"""

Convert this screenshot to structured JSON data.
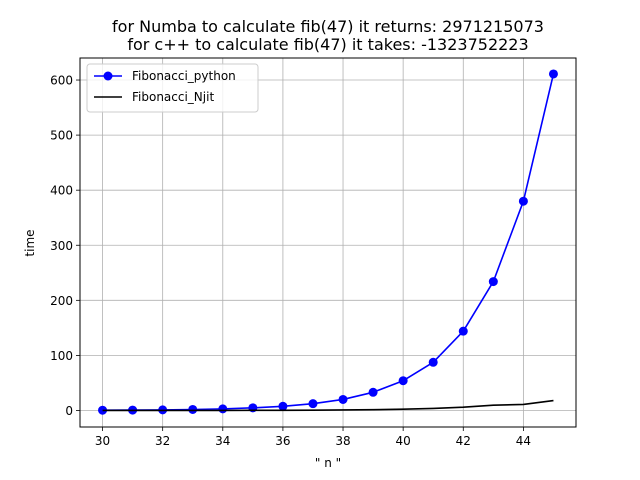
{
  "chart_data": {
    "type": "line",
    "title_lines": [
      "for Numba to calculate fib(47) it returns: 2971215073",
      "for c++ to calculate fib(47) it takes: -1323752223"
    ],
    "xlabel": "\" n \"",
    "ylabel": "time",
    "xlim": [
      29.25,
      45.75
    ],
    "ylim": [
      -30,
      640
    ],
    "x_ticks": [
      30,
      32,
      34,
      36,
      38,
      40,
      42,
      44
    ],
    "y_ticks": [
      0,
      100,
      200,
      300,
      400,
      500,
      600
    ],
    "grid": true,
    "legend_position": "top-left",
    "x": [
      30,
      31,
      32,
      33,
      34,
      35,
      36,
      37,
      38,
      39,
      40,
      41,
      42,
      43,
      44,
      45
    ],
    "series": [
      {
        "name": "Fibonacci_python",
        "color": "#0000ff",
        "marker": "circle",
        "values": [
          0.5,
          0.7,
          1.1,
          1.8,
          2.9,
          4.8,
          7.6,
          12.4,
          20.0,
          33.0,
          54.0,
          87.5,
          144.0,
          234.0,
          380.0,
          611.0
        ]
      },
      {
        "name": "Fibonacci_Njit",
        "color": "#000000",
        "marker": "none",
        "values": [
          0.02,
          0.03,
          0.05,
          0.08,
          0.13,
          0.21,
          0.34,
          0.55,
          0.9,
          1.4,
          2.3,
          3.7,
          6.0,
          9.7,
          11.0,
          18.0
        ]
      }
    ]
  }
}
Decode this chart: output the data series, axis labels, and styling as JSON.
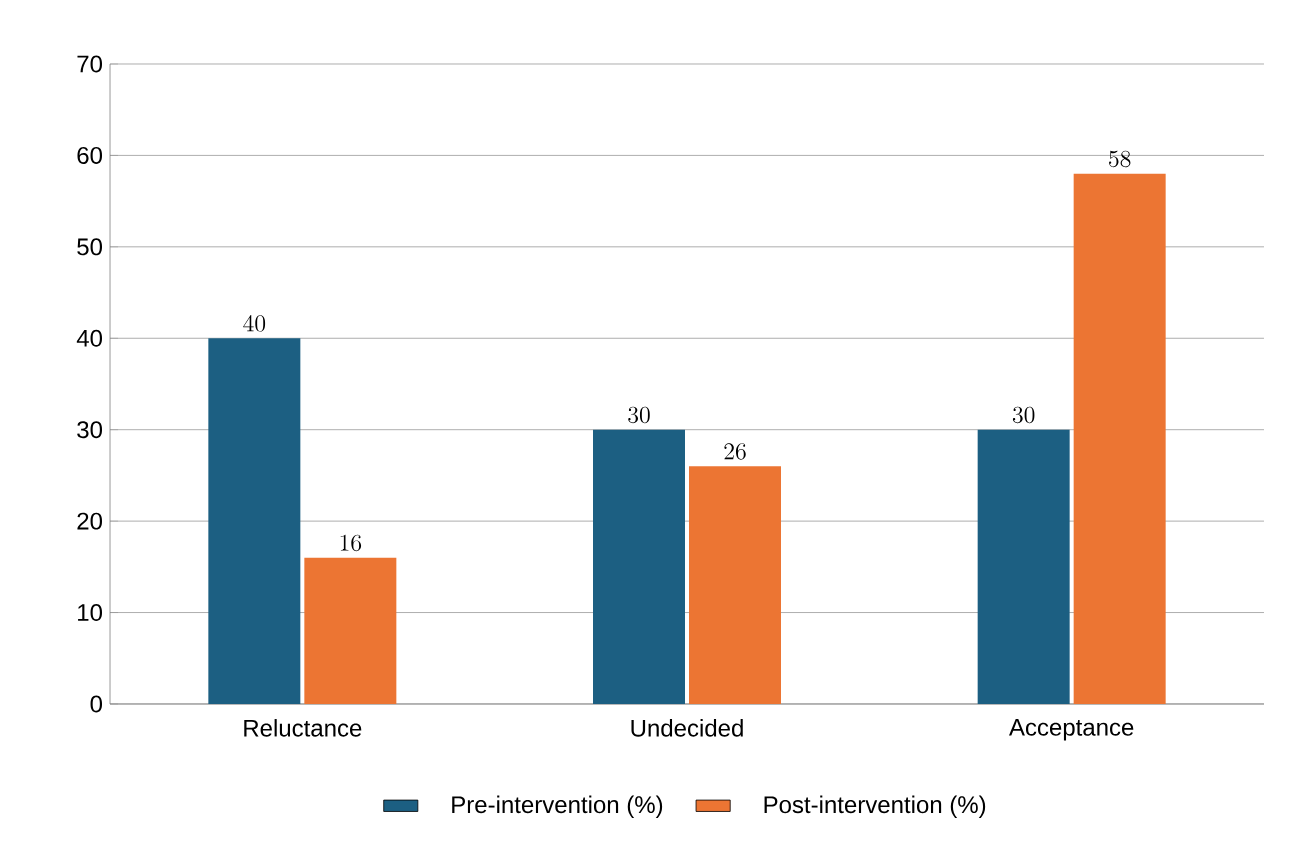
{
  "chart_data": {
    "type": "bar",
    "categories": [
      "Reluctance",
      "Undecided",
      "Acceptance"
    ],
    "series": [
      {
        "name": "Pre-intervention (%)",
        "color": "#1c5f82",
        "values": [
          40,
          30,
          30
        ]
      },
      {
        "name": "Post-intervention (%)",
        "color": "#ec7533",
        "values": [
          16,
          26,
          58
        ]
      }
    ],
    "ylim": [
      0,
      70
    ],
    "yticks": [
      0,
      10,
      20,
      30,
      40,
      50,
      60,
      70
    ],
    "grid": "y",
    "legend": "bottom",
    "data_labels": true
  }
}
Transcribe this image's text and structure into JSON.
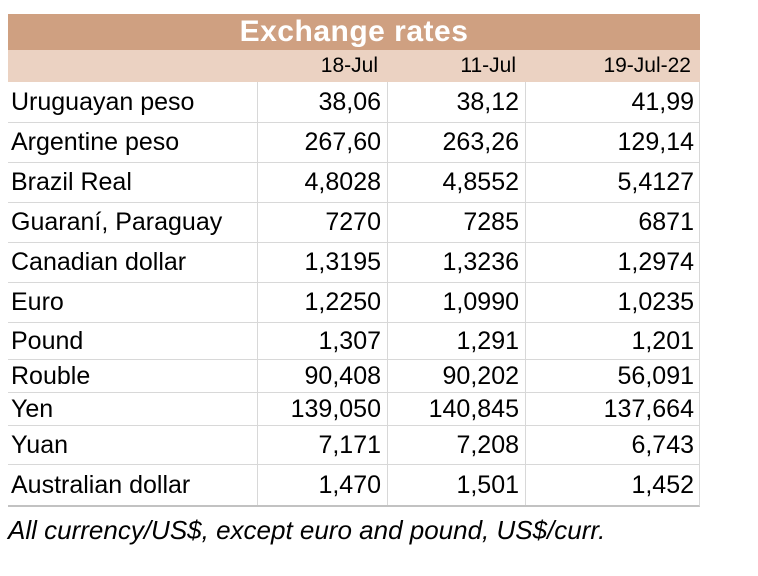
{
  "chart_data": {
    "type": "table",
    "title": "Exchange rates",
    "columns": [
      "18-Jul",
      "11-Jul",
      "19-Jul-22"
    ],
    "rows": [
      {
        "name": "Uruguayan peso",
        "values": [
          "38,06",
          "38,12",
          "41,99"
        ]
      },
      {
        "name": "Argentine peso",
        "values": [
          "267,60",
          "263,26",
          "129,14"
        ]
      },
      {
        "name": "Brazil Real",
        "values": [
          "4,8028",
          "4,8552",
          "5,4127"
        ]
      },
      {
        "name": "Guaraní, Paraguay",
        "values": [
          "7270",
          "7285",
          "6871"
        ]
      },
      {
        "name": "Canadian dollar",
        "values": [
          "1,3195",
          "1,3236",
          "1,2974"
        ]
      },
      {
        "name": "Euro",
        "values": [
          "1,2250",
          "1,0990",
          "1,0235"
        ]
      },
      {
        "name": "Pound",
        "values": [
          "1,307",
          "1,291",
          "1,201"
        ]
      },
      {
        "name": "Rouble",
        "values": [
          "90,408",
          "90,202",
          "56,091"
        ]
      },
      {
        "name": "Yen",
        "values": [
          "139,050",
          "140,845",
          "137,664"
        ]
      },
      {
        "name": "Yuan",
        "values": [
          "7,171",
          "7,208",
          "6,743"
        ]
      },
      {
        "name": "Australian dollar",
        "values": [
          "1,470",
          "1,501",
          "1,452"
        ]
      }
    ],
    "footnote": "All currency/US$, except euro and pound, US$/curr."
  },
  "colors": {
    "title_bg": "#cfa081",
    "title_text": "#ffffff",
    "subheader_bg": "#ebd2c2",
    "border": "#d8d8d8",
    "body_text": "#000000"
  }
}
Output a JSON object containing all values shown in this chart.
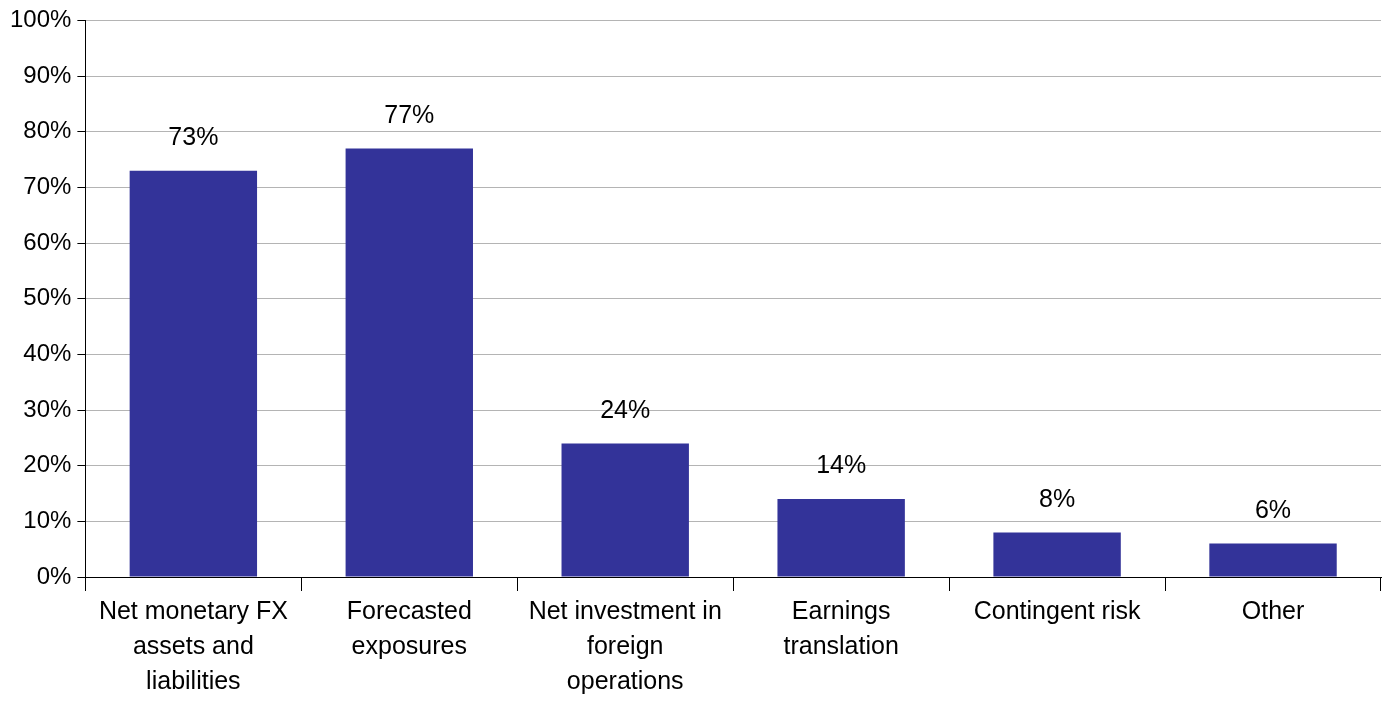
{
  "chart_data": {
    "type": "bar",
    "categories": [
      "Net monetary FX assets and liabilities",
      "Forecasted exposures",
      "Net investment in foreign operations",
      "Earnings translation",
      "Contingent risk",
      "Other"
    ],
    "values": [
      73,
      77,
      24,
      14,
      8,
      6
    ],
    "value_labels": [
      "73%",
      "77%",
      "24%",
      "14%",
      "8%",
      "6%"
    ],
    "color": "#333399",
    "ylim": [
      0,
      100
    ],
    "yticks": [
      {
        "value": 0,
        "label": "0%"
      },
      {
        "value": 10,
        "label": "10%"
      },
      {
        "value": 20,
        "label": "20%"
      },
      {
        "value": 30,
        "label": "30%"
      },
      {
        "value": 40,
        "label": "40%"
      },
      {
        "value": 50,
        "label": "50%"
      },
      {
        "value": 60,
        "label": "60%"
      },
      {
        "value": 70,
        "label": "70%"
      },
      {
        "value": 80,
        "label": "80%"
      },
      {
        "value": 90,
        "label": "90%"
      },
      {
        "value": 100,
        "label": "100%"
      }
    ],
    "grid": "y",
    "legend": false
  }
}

"""

### Exercise requirements
Print each of the records above exactly as written, leaving no picture in the copy.

### Answer for this exercise
Convert this screenshot to structured JSON data.
{
  "chart_data": {
    "type": "line",
    "title_lines": [
      "for Numba to calculate fib(47) it returns: 2971215073",
      "for c++ to calculate fib(47) it takes: -1323752223"
    ],
    "xlabel": "\" n \"",
    "ylabel": "time",
    "xlim": [
      29.25,
      45.75
    ],
    "ylim": [
      -30,
      640
    ],
    "x_ticks": [
      30,
      32,
      34,
      36,
      38,
      40,
      42,
      44
    ],
    "y_ticks": [
      0,
      100,
      200,
      300,
      400,
      500,
      600
    ],
    "grid": true,
    "legend_position": "top-left",
    "x": [
      30,
      31,
      32,
      33,
      34,
      35,
      36,
      37,
      38,
      39,
      40,
      41,
      42,
      43,
      44,
      45
    ],
    "series": [
      {
        "name": "Fibonacci_python",
        "color": "#0000ff",
        "marker": "circle",
        "values": [
          0.5,
          0.7,
          1.1,
          1.8,
          2.9,
          4.8,
          7.6,
          12.4,
          20.0,
          33.0,
          54.0,
          87.5,
          144.0,
          234.0,
          380.0,
          611.0
        ]
      },
      {
        "name": "Fibonacci_Njit",
        "color": "#000000",
        "marker": "none",
        "values": [
          0.02,
          0.03,
          0.05,
          0.08,
          0.13,
          0.21,
          0.34,
          0.55,
          0.9,
          1.4,
          2.3,
          3.7,
          6.0,
          9.7,
          11.0,
          18.0
        ]
      }
    ]
  }
}
Decode this chart: output the data series, axis labels, and styling as JSON.
{
  "chart_data": {
    "type": "bar",
    "categories": [
      "Reluctance",
      "Undecided",
      "Acceptance"
    ],
    "series": [
      {
        "name": "Pre-intervention (%)",
        "color": "#1c5f82",
        "values": [
          40,
          30,
          30
        ]
      },
      {
        "name": "Post-intervention (%)",
        "color": "#ec7533",
        "values": [
          16,
          26,
          58
        ]
      }
    ],
    "ylim": [
      0,
      70
    ],
    "yticks": [
      0,
      10,
      20,
      30,
      40,
      50,
      60,
      70
    ],
    "grid": "y",
    "legend": "bottom",
    "data_labels": true
  }
}
Transcribe this image's text and structure into JSON.
{
  "chart_data": {
    "type": "table",
    "title": "Exchange rates",
    "columns": [
      "18-Jul",
      "11-Jul",
      "19-Jul-22"
    ],
    "rows": [
      {
        "name": "Uruguayan peso",
        "values": [
          "38,06",
          "38,12",
          "41,99"
        ]
      },
      {
        "name": "Argentine peso",
        "values": [
          "267,60",
          "263,26",
          "129,14"
        ]
      },
      {
        "name": "Brazil Real",
        "values": [
          "4,8028",
          "4,8552",
          "5,4127"
        ]
      },
      {
        "name": "Guaraní, Paraguay",
        "values": [
          "7270",
          "7285",
          "6871"
        ]
      },
      {
        "name": "Canadian dollar",
        "values": [
          "1,3195",
          "1,3236",
          "1,2974"
        ]
      },
      {
        "name": "Euro",
        "values": [
          "1,2250",
          "1,0990",
          "1,0235"
        ]
      },
      {
        "name": "Pound",
        "values": [
          "1,307",
          "1,291",
          "1,201"
        ]
      },
      {
        "name": "Rouble",
        "values": [
          "90,408",
          "90,202",
          "56,091"
        ]
      },
      {
        "name": "Yen",
        "values": [
          "139,050",
          "140,845",
          "137,664"
        ]
      },
      {
        "name": "Yuan",
        "values": [
          "7,171",
          "7,208",
          "6,743"
        ]
      },
      {
        "name": "Australian dollar",
        "values": [
          "1,470",
          "1,501",
          "1,452"
        ]
      }
    ],
    "footnote": "All currency/US$, except euro and pound, US$/curr."
  },
  "colors": {
    "title_bg": "#cfa081",
    "title_text": "#ffffff",
    "subheader_bg": "#ebd2c2",
    "border": "#d8d8d8",
    "body_text": "#000000"
  }
}
Output a JSON object containing all values shown in this chart.
{
  "chart_data": {
    "type": "bar",
    "categories": [
      "Net monetary FX assets and liabilities",
      "Forecasted exposures",
      "Net investment in foreign operations",
      "Earnings translation",
      "Contingent risk",
      "Other"
    ],
    "values": [
      73,
      77,
      24,
      14,
      8,
      6
    ],
    "value_labels": [
      "73%",
      "77%",
      "24%",
      "14%",
      "8%",
      "6%"
    ],
    "color": "#333399",
    "ylim": [
      0,
      100
    ],
    "yticks": [
      {
        "value": 0,
        "label": "0%"
      },
      {
        "value": 10,
        "label": "10%"
      },
      {
        "value": 20,
        "label": "20%"
      },
      {
        "value": 30,
        "label": "30%"
      },
      {
        "value": 40,
        "label": "40%"
      },
      {
        "value": 50,
        "label": "50%"
      },
      {
        "value": 60,
        "label": "60%"
      },
      {
        "value": 70,
        "label": "70%"
      },
      {
        "value": 80,
        "label": "80%"
      },
      {
        "value": 90,
        "label": "90%"
      },
      {
        "value": 100,
        "label": "100%"
      }
    ],
    "grid": "y",
    "legend": false
  }
}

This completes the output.